▸ **EXERCISE**:
Check each line for the string "pilotes". Give only the count of lines that have it.

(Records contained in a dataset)
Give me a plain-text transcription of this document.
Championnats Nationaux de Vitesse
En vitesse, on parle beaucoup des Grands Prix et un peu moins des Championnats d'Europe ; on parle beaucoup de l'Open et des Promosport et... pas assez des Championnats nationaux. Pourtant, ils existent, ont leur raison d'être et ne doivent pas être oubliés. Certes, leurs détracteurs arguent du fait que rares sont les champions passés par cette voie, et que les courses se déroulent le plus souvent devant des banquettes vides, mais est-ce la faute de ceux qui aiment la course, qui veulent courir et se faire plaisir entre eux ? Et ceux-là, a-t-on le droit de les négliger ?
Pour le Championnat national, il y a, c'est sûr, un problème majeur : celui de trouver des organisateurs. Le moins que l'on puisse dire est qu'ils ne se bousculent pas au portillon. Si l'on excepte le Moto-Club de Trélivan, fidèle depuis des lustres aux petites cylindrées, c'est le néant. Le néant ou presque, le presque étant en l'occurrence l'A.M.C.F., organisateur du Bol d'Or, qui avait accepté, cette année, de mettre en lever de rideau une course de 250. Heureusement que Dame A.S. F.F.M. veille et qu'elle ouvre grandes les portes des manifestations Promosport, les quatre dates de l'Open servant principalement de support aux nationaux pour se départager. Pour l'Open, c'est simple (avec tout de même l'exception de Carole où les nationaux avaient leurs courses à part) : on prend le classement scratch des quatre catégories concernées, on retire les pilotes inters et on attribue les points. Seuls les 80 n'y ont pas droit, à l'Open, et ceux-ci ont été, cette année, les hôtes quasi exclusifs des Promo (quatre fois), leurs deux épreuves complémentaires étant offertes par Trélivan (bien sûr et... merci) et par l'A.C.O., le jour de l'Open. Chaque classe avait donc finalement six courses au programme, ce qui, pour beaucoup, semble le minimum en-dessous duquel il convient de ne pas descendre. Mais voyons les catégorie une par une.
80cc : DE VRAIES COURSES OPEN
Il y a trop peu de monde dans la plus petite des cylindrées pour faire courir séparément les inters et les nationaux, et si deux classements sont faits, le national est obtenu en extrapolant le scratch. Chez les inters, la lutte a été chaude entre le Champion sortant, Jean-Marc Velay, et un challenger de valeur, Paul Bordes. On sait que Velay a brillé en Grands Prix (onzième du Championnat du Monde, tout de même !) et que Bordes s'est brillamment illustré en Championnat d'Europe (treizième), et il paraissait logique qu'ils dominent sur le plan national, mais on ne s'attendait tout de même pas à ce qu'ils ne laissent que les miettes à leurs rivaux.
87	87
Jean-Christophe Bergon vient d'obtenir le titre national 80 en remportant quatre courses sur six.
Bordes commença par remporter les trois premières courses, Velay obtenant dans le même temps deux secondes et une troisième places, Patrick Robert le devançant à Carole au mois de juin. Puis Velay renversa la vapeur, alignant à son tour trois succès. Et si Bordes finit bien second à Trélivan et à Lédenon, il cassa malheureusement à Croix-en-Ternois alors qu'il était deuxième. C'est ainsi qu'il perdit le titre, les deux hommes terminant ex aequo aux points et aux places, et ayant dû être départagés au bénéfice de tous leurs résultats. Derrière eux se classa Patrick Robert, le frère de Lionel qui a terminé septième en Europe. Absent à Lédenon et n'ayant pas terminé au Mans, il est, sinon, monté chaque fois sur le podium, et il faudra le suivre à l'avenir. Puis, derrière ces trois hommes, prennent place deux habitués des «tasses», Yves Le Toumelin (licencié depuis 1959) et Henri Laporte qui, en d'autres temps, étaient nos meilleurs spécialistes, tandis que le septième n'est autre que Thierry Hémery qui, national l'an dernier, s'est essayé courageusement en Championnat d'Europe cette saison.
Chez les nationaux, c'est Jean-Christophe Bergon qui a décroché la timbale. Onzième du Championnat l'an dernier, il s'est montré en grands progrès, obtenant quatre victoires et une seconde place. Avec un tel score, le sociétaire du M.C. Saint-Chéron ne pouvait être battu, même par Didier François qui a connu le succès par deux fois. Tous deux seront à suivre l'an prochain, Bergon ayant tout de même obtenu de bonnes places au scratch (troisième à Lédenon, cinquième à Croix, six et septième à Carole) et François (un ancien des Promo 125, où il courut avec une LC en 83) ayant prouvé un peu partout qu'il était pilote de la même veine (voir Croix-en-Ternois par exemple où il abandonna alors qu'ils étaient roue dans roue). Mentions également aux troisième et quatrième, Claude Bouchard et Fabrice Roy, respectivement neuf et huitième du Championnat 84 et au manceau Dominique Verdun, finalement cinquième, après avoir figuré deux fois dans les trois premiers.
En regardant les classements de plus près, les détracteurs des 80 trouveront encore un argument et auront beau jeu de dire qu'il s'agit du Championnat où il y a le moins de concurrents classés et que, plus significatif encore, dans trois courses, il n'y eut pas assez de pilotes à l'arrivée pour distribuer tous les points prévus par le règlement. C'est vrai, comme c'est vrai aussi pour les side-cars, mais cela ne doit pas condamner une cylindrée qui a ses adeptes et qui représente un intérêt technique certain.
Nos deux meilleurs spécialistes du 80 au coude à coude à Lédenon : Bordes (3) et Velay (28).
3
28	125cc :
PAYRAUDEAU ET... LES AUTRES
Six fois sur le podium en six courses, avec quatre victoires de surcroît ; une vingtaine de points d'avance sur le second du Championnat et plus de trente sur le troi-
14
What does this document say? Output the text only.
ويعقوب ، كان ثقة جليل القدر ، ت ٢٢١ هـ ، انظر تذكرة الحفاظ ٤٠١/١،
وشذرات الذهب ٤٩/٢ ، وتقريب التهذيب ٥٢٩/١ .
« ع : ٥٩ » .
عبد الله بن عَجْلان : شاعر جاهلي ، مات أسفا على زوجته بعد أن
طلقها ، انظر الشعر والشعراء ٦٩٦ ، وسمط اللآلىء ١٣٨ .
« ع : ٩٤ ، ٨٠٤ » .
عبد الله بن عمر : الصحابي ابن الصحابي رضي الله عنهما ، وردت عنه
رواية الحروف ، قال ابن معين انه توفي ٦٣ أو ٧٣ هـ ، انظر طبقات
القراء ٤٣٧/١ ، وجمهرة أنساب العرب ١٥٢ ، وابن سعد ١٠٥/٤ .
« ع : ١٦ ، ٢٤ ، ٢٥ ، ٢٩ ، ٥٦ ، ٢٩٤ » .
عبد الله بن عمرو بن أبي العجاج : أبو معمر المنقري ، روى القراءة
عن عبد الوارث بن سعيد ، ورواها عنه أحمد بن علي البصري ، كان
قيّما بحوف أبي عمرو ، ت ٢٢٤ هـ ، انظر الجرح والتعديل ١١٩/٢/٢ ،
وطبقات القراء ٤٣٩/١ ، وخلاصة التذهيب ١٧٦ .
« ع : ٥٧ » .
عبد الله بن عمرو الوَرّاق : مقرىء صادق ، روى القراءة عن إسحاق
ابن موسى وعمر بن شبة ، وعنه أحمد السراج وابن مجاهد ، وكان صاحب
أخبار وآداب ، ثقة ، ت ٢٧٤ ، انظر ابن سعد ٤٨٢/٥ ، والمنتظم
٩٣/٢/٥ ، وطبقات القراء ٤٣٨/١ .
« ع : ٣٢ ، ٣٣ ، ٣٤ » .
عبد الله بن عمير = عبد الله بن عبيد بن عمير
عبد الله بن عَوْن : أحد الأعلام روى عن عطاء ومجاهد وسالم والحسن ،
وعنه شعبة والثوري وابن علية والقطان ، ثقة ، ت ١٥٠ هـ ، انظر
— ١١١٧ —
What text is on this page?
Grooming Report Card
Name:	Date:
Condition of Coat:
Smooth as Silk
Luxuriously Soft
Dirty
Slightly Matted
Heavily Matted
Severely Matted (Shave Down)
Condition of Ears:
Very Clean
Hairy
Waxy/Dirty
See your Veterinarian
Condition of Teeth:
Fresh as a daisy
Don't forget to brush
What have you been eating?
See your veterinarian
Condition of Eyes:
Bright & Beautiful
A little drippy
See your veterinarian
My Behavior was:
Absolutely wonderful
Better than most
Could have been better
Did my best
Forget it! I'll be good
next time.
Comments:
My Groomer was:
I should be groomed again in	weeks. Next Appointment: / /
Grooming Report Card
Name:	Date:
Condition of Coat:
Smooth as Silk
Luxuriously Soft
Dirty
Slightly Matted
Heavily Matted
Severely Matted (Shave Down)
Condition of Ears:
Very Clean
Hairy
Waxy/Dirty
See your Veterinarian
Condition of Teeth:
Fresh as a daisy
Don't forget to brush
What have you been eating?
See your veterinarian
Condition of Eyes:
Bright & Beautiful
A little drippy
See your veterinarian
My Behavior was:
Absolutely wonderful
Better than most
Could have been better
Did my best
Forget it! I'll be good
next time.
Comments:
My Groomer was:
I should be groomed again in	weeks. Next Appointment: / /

▸ **TASK OUTPUT**:
2